[start of Material]
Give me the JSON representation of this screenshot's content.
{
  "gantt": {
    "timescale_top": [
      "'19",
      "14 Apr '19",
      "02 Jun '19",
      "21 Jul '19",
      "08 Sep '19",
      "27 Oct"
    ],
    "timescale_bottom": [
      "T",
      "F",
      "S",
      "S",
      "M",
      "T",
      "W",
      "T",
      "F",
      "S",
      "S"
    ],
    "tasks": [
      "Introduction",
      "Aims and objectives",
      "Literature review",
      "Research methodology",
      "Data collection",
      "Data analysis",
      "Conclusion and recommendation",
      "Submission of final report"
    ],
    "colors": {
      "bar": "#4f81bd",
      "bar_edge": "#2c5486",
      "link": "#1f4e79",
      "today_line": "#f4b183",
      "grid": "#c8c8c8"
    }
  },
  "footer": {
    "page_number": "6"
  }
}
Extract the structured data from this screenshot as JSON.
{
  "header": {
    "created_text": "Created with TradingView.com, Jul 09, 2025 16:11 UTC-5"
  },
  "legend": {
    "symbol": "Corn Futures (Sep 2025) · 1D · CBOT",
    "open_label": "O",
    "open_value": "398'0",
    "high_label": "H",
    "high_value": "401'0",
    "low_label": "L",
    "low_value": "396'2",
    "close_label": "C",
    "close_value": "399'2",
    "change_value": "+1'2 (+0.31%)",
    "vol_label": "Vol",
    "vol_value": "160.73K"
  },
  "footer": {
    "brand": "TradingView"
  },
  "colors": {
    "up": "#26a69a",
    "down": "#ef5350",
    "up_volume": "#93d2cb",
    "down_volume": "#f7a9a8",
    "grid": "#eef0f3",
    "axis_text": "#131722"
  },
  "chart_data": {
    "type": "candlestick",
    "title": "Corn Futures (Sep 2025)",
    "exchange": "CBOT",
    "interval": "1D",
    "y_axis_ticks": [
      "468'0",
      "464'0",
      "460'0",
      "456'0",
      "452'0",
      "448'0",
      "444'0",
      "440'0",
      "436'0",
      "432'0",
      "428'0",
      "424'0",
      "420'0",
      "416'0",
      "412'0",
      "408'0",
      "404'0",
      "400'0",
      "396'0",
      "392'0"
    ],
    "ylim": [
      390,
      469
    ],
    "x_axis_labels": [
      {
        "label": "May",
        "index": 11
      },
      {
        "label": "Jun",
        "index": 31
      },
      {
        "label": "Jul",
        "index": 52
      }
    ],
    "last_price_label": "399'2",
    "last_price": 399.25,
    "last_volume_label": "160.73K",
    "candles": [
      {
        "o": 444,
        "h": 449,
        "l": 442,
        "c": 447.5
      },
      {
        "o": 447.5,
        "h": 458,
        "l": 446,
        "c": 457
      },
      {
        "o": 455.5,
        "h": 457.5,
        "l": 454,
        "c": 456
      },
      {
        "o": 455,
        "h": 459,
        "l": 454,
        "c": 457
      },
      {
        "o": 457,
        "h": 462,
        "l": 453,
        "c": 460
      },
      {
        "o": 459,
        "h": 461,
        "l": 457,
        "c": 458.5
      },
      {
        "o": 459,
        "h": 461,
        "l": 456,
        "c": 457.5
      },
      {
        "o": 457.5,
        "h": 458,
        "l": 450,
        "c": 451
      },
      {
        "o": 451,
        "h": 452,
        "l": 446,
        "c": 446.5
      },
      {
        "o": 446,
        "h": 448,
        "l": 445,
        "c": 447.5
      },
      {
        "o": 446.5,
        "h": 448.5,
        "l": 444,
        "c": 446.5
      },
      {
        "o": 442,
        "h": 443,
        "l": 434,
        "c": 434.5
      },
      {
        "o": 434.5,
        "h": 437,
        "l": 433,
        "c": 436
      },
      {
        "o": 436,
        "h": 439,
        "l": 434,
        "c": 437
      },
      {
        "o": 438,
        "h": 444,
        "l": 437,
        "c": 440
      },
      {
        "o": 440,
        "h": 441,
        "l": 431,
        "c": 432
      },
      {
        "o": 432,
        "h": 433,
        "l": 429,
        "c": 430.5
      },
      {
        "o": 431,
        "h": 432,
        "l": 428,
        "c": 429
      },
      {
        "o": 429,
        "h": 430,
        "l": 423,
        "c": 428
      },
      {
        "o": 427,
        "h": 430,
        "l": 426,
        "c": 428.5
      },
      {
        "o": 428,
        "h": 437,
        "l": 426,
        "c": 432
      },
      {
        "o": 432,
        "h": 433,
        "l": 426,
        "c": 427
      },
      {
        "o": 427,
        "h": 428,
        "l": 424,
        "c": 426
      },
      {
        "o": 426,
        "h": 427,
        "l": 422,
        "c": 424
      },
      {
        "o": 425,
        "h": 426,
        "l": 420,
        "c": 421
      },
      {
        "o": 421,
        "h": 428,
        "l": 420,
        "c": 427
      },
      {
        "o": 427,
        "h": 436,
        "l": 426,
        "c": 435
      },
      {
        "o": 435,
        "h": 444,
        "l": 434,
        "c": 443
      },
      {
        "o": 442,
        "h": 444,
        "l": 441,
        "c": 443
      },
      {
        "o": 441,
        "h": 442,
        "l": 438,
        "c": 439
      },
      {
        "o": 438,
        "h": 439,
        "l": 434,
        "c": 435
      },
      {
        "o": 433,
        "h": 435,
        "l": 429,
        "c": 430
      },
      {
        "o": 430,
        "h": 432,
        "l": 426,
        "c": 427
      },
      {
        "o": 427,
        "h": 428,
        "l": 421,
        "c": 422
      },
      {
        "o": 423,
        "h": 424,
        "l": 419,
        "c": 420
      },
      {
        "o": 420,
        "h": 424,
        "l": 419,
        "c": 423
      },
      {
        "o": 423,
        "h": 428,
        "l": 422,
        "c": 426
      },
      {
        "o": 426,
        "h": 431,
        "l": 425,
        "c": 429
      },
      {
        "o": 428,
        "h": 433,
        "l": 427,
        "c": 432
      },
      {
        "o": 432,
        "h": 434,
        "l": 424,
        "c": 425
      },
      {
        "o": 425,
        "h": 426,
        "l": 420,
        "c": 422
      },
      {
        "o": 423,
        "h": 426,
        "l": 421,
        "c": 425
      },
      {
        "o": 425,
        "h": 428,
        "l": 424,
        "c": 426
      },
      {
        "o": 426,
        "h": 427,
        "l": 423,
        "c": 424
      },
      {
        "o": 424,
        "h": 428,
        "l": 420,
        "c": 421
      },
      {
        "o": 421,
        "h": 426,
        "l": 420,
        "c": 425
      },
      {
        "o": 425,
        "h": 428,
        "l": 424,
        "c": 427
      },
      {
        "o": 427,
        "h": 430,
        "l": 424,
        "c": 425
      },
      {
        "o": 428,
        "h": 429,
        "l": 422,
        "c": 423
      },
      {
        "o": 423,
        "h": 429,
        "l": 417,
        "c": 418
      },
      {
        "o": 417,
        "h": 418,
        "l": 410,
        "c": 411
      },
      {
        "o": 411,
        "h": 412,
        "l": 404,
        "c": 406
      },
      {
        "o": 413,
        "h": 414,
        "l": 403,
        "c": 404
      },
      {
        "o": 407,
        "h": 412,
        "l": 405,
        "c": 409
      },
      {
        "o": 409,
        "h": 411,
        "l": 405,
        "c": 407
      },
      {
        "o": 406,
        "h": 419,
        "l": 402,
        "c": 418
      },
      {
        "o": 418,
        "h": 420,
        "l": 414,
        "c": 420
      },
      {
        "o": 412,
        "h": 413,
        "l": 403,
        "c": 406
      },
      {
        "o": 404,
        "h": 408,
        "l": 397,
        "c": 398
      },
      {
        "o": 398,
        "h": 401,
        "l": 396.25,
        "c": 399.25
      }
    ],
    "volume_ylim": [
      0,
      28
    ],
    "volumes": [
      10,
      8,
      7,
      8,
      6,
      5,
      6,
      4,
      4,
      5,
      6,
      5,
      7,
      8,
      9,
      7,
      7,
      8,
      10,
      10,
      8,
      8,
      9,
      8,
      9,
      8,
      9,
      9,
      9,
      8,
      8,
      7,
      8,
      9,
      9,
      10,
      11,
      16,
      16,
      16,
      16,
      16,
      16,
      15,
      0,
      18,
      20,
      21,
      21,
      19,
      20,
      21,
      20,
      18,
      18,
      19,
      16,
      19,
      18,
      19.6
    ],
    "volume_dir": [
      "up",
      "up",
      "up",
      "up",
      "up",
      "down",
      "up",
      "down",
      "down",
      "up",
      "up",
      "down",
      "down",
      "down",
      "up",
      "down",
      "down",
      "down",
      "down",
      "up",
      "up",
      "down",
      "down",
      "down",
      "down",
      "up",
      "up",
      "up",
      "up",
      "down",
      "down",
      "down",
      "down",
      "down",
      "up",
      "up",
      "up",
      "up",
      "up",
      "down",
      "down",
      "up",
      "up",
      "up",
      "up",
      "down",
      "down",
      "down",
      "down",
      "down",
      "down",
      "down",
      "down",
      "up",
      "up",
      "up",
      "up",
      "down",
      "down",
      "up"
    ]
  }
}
[end of Material]
§ **What to do**
Select, from the listing, all lines that include the word "this".

§ **Complete response**
Give me the JSON representation of this screenshot's content.
Extract the structured data from this screenshot as JSON.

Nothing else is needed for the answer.